▶ _Goal_
Give a verbatim copy of the lines below, minus the pictures.

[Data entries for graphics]
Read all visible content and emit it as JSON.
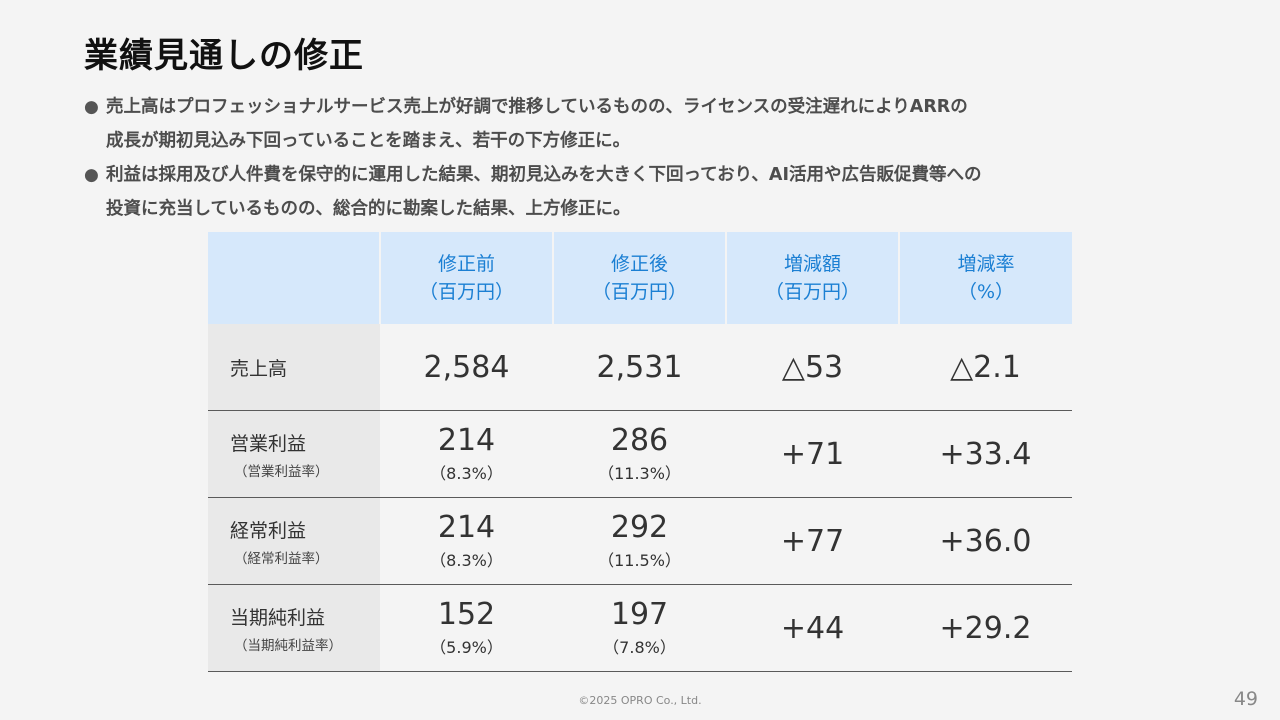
{
  "title": "業績見通しの修正",
  "bullets": [
    {
      "marker": "●",
      "line1": "売上高はプロフェッショナルサービス売上が好調で推移しているものの、ライセンスの受注遅れによりARRの",
      "line2": "成長が期初見込み下回っていることを踏まえ、若干の下方修正に。"
    },
    {
      "marker": "●",
      "line1": "利益は採用及び人件費を保守的に運用した結果、期初見込みを大きく下回っており、AI活用や広告販促費等への",
      "line2": "投資に充当しているものの、総合的に勘案した結果、上方修正に。"
    }
  ],
  "table": {
    "headers": [
      {
        "line1": "修正前",
        "line2": "（百万円）"
      },
      {
        "line1": "修正後",
        "line2": "（百万円）"
      },
      {
        "line1": "増減額",
        "line2": "（百万円）"
      },
      {
        "line1": "増減率",
        "line2": "（%）"
      }
    ],
    "rows": [
      {
        "label": "売上高",
        "sublabel": "",
        "before": "2,584",
        "before_sub": "",
        "after": "2,531",
        "after_sub": "",
        "diff": "△53",
        "rate": "△2.1"
      },
      {
        "label": "営業利益",
        "sublabel": "（営業利益率）",
        "before": "214",
        "before_sub": "（8.3%）",
        "after": "286",
        "after_sub": "（11.3%）",
        "diff": "+71",
        "rate": "+33.4"
      },
      {
        "label": "経常利益",
        "sublabel": "（経常利益率）",
        "before": "214",
        "before_sub": "（8.3%）",
        "after": "292",
        "after_sub": "（11.5%）",
        "diff": "+77",
        "rate": "+36.0"
      },
      {
        "label": "当期純利益",
        "sublabel": "（当期純利益率）",
        "before": "152",
        "before_sub": "（5.9%）",
        "after": "197",
        "after_sub": "（7.8%）",
        "diff": "+44",
        "rate": "+29.2"
      }
    ]
  },
  "footer": "©2025 OPRO Co., Ltd.",
  "page_number": "49"
}
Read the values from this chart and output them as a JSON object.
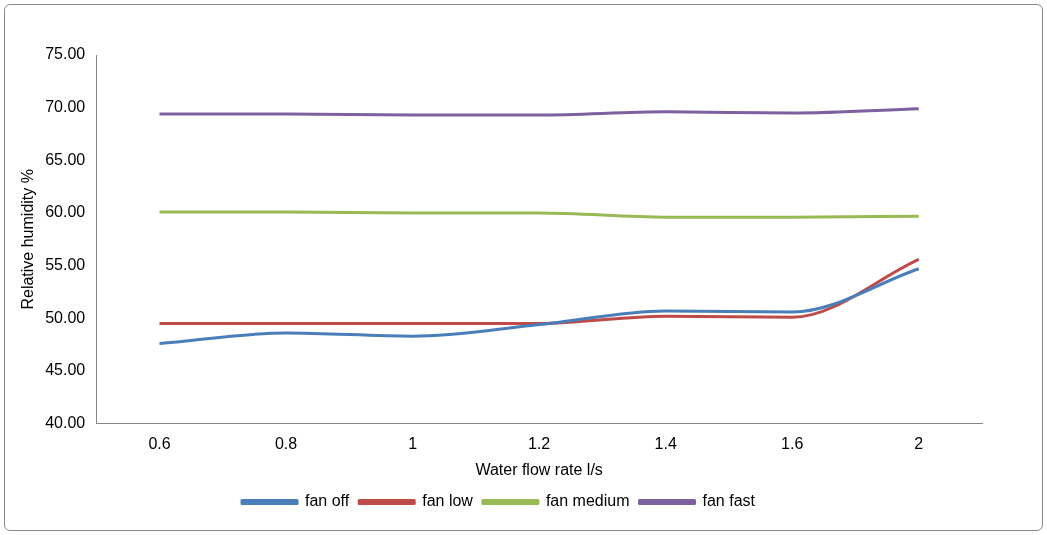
{
  "chart_data": {
    "type": "line",
    "xlabel": "Water flow rate l/s",
    "ylabel": "Relative humidity %",
    "categories": [
      "0.6",
      "0.8",
      "1",
      "1.2",
      "1.4",
      "1.6",
      "2"
    ],
    "series": [
      {
        "name": "fan off",
        "color": "#4a7ebb",
        "values": [
          47.6,
          48.6,
          48.3,
          49.4,
          50.7,
          50.6,
          54.7
        ]
      },
      {
        "name": "fan low",
        "color": "#be4b48",
        "values": [
          49.5,
          49.5,
          49.5,
          49.5,
          50.2,
          50.1,
          55.6
        ]
      },
      {
        "name": "fan medium",
        "color": "#98b954",
        "values": [
          60.1,
          60.1,
          60.0,
          60.0,
          59.6,
          59.6,
          59.7
        ]
      },
      {
        "name": "fan fast",
        "color": "#7d60a0",
        "values": [
          69.4,
          69.4,
          69.3,
          69.3,
          69.6,
          69.5,
          69.9
        ]
      }
    ],
    "ylim": [
      40,
      75
    ],
    "yticks": [
      {
        "value": 40,
        "label": "40.00"
      },
      {
        "value": 45,
        "label": "45.00"
      },
      {
        "value": 50,
        "label": "50.00"
      },
      {
        "value": 55,
        "label": "55.00"
      },
      {
        "value": 60,
        "label": "60.00"
      },
      {
        "value": 65,
        "label": "65.00"
      },
      {
        "value": 70,
        "label": "70.00"
      },
      {
        "value": 75,
        "label": "75.00"
      }
    ],
    "grid": false,
    "legend": "bottom",
    "marker": "none",
    "line_style": "solid"
  }
}
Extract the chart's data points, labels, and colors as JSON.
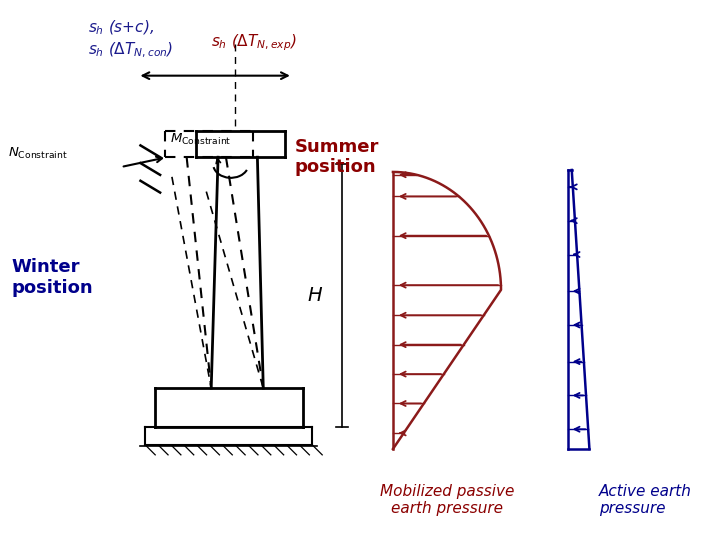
{
  "bg_color": "#ffffff",
  "dark_red": "#8B1A1A",
  "dark_blue": "#00008B",
  "black": "#000000",
  "title_blue": "#1a1a8c",
  "title_red": "#8B0000",
  "figsize": [
    7.12,
    5.6
  ],
  "dpi": 100,
  "summer_text": "Summer\nposition",
  "winter_text": "Winter\nposition",
  "passive_label1": "Mobilized passive",
  "passive_label2": "earth pressure",
  "active_label1": "Active earth",
  "active_label2": "pressure",
  "H_label": "H"
}
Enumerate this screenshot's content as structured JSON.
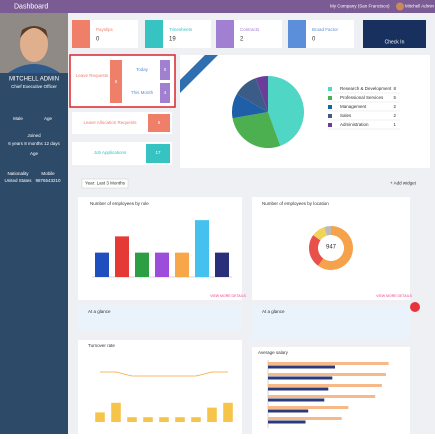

▶ _Written answer_
Read all visible content and emit it as JSON.
{
  "title": "業績見通しの修正",
  "bullets": [
    {
      "marker": "●",
      "line1": "売上高はプロフェッショナルサービス売上が好調で推移しているものの、ライセンスの受注遅れによりARRの",
      "line2": "成長が期初見込み下回っていることを踏まえ、若干の下方修正に。"
    },
    {
      "marker": "●",
      "line1": "利益は採用及び人件費を保守的に運用した結果、期初見込みを大きく下回っており、AI活用や広告販促費等への",
      "line2": "投資に充当しているものの、総合的に勘案した結果、上方修正に。"
    }
  ],
  "table": {
    "headers": [
      {
        "line1": "修正前",
        "line2": "（百万円）"
      },
      {
        "line1": "修正後",
        "line2": "（百万円）"
      },
      {
        "line1": "増減額",
        "line2": "（百万円）"
      },
      {
        "line1": "増減率",
        "line2": "（%）"
      }
    ],
    "rows": [
      {
        "label": "売上高",
        "sublabel": "",
        "before": "2,584",
        "before_sub": "",
        "after": "2,531",
        "after_sub": "",
        "diff": "△53",
        "rate": "△2.1"
      },
      {
        "label": "営業利益",
        "sublabel": "（営業利益率）",
        "before": "214",
        "before_sub": "（8.3%）",
        "after": "286",
        "after_sub": "（11.3%）",
        "diff": "+71",
        "rate": "+33.4"
      },
      {
        "label": "経常利益",
        "sublabel": "（経常利益率）",
        "before": "214",
        "before_sub": "（8.3%）",
        "after": "292",
        "after_sub": "（11.5%）",
        "diff": "+77",
        "rate": "+36.0"
      },
      {
        "label": "当期純利益",
        "sublabel": "（当期純利益率）",
        "before": "152",
        "before_sub": "（5.9%）",
        "after": "197",
        "after_sub": "（7.8%）",
        "diff": "+44",
        "rate": "+29.2"
      }
    ]
  },
  "footer": "©2025 OPRO Co., Ltd.",
  "page_number": "49"
}
Read the values from this chart and output them as a JSON object.
{
  "chart_data": {
    "type": "line",
    "xlabel": "Water flow rate l/s",
    "ylabel": "Relative humidity %",
    "categories": [
      "0.6",
      "0.8",
      "1",
      "1.2",
      "1.4",
      "1.6",
      "2"
    ],
    "series": [
      {
        "name": "fan off",
        "color": "#4a7ebb",
        "values": [
          47.6,
          48.6,
          48.3,
          49.4,
          50.7,
          50.6,
          54.7
        ]
      },
      {
        "name": "fan low",
        "color": "#be4b48",
        "values": [
          49.5,
          49.5,
          49.5,
          49.5,
          50.2,
          50.1,
          55.6
        ]
      },
      {
        "name": "fan medium",
        "color": "#98b954",
        "values": [
          60.1,
          60.1,
          60.0,
          60.0,
          59.6,
          59.6,
          59.7
        ]
      },
      {
        "name": "fan fast",
        "color": "#7d60a0",
        "values": [
          69.4,
          69.4,
          69.3,
          69.3,
          69.6,
          69.5,
          69.9
        ]
      }
    ],
    "ylim": [
      40,
      75
    ],
    "yticks": [
      {
        "value": 40,
        "label": "40.00"
      },
      {
        "value": 45,
        "label": "45.00"
      },
      {
        "value": 50,
        "label": "50.00"
      },
      {
        "value": 55,
        "label": "55.00"
      },
      {
        "value": 60,
        "label": "60.00"
      },
      {
        "value": 65,
        "label": "65.00"
      },
      {
        "value": 70,
        "label": "70.00"
      },
      {
        "value": 75,
        "label": "75.00"
      }
    ],
    "grid": false,
    "legend": "bottom",
    "marker": "none",
    "line_style": "solid"
  }
}
Extract the chart's data points, labels, and colors as JSON.
{
  "bg_color": "#ffffff",
  "dark_red": "#8B1A1A",
  "dark_blue": "#00008B",
  "black": "#000000",
  "title_blue": "#1a1a8c",
  "title_red": "#8B0000",
  "figsize": [
    7.12,
    5.6
  ],
  "dpi": 100,
  "summer_text": "Summer\nposition",
  "winter_text": "Winter\nposition",
  "passive_label1": "Mobilized passive",
  "passive_label2": "earth pressure",
  "active_label1": "Active earth",
  "active_label2": "pressure",
  "H_label": "H"
}
Enumerate this screenshot's content as structured JSON.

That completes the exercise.